▶ Written task
Read the listing and extract each line that includes the word "title".

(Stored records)
------------------------------
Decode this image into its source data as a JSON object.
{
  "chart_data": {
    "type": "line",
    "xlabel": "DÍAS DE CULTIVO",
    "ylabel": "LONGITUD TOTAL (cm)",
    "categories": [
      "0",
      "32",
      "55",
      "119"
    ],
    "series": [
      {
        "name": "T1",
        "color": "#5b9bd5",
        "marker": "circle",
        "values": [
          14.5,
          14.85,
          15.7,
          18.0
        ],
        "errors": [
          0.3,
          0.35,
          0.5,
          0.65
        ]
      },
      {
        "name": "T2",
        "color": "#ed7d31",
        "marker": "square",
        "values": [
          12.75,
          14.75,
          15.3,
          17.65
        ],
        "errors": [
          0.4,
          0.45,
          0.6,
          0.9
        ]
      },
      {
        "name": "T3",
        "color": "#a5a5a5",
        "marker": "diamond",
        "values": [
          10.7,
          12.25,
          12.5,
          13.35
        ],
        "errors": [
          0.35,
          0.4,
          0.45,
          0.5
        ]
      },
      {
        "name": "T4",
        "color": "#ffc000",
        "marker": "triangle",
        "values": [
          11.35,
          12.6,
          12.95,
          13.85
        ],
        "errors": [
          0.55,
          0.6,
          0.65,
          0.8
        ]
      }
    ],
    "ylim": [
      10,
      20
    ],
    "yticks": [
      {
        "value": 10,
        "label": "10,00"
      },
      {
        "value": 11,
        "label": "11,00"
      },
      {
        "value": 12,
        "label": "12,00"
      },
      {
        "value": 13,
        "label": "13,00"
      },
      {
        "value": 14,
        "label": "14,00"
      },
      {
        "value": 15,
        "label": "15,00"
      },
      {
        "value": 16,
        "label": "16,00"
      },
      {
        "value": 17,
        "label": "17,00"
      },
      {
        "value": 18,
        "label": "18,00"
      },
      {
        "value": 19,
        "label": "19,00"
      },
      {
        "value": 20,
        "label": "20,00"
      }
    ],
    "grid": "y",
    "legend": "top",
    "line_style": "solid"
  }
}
------------------------------
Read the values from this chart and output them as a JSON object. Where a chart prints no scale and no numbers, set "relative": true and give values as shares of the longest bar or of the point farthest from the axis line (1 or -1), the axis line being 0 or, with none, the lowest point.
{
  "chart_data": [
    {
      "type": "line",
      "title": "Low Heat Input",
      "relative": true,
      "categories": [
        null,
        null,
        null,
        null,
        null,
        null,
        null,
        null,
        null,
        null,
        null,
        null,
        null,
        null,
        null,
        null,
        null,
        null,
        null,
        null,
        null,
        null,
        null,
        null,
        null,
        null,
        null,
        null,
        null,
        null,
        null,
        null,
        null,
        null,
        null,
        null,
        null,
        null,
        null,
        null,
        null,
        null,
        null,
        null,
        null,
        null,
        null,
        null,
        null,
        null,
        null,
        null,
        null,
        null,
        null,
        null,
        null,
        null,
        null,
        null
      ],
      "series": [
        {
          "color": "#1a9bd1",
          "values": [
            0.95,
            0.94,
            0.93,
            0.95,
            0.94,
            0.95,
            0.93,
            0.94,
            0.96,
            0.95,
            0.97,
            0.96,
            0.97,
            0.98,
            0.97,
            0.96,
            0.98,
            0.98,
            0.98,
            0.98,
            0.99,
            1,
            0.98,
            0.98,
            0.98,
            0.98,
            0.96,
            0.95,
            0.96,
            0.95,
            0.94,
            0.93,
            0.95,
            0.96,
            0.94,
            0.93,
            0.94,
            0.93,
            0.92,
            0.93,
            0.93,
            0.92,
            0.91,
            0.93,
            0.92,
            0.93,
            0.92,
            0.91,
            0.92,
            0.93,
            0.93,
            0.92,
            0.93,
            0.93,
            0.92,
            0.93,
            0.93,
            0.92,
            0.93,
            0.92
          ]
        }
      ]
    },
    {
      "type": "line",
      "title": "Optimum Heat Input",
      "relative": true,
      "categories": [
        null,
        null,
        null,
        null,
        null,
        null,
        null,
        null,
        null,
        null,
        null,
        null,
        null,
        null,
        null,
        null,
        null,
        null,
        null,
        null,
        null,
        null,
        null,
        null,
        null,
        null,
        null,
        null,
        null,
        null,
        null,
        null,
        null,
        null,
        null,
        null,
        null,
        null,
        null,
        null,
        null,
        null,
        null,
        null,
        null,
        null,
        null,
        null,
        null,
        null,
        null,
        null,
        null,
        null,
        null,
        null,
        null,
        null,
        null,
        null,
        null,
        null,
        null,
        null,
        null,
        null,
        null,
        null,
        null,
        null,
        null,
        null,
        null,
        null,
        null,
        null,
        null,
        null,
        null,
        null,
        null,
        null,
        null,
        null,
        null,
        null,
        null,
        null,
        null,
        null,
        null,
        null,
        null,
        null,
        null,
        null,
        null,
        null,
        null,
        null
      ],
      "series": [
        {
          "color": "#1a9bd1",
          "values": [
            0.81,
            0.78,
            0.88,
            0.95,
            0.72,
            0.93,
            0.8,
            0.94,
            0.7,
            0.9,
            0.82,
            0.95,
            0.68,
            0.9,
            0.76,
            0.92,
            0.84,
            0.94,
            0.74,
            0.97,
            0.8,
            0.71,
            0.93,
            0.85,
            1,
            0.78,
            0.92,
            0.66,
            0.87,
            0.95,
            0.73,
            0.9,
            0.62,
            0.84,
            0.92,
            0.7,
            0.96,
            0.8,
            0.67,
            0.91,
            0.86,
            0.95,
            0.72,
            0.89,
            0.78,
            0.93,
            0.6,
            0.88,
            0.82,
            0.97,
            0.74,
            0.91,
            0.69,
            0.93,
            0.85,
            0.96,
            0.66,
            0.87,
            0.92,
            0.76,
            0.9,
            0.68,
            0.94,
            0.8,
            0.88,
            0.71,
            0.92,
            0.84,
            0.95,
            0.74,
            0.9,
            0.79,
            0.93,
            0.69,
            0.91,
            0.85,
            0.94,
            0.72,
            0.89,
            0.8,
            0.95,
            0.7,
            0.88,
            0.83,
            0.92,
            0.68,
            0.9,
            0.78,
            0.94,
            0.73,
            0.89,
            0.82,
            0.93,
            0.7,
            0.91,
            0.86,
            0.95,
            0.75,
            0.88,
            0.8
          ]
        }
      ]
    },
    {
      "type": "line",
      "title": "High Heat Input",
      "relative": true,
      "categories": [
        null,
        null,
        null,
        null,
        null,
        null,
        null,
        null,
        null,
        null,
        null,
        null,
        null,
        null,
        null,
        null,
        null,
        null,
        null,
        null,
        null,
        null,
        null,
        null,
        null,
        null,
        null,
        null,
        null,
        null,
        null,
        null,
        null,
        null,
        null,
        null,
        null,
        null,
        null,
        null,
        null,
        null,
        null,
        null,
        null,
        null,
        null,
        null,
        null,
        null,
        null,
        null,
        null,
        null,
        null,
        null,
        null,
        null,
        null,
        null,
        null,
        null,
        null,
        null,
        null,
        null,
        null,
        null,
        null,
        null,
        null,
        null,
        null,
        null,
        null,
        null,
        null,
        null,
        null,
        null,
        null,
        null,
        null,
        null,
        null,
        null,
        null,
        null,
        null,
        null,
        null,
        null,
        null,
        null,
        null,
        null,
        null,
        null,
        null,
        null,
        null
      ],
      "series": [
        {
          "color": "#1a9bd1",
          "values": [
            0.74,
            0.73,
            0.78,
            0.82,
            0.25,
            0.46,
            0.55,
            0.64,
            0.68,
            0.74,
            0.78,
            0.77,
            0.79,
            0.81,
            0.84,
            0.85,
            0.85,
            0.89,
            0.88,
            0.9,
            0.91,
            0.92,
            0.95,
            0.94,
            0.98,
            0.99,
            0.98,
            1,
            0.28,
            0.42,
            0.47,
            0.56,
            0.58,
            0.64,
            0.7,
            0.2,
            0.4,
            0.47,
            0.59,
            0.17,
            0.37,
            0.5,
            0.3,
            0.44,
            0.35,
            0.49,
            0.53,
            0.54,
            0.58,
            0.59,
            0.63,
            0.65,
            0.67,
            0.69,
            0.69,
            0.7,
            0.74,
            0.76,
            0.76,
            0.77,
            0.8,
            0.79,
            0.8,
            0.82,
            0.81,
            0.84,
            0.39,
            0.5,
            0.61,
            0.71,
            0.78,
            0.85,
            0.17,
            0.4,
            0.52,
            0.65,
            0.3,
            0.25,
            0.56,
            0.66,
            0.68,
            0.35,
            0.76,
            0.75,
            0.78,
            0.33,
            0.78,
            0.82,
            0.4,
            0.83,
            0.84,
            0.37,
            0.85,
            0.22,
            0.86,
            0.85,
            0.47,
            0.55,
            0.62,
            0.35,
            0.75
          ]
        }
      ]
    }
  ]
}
------------------------------
▶ Result for this task
      "title": "Low Heat Input",
      "title": "Optimum Heat Input",
      "title": "High Heat Input",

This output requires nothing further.